EXERCISE INSTRUCTIONS: Scan the records for the string "down"; copy each line where it occurs.

SUPPLIED MATERIAL:
## begin

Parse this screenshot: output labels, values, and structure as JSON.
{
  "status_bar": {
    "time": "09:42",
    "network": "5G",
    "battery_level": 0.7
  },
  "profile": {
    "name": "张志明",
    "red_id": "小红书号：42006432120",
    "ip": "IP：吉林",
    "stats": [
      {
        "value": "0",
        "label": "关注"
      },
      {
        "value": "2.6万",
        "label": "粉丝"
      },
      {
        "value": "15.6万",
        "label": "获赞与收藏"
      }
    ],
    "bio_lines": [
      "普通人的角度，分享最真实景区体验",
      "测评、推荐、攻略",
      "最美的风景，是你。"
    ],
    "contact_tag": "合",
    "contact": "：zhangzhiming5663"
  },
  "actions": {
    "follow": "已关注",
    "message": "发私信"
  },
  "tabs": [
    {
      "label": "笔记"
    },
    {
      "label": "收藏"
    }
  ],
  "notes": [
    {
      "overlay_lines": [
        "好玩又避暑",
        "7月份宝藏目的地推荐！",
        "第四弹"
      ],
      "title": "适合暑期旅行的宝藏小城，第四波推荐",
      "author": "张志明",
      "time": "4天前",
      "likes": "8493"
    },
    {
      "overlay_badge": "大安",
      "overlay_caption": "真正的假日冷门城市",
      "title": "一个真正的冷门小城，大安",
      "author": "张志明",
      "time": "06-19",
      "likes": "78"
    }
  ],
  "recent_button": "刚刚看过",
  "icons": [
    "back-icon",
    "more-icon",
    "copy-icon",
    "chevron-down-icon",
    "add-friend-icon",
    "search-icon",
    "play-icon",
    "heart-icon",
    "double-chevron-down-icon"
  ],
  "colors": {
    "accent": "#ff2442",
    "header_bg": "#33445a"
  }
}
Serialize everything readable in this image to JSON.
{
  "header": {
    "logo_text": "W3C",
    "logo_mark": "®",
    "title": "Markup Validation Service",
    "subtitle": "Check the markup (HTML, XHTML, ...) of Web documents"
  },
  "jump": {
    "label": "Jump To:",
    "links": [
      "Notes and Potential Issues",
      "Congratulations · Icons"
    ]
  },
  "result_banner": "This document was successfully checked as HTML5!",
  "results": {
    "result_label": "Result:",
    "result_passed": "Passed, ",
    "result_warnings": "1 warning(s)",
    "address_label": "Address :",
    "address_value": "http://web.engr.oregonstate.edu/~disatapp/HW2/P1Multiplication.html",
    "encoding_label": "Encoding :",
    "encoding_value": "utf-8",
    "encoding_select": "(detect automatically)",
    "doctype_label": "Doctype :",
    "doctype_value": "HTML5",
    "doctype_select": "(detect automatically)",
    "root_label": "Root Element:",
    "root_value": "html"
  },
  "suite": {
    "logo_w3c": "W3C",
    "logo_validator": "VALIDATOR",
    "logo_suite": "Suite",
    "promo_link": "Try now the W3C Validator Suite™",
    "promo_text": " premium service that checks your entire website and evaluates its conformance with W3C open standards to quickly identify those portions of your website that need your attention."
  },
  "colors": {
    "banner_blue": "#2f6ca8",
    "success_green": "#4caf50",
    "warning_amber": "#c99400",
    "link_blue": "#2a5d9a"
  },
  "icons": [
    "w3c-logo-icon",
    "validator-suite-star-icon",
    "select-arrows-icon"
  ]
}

## end

RESPONSE:
    "chevron-down-icon",
    "double-chevron-down-icon"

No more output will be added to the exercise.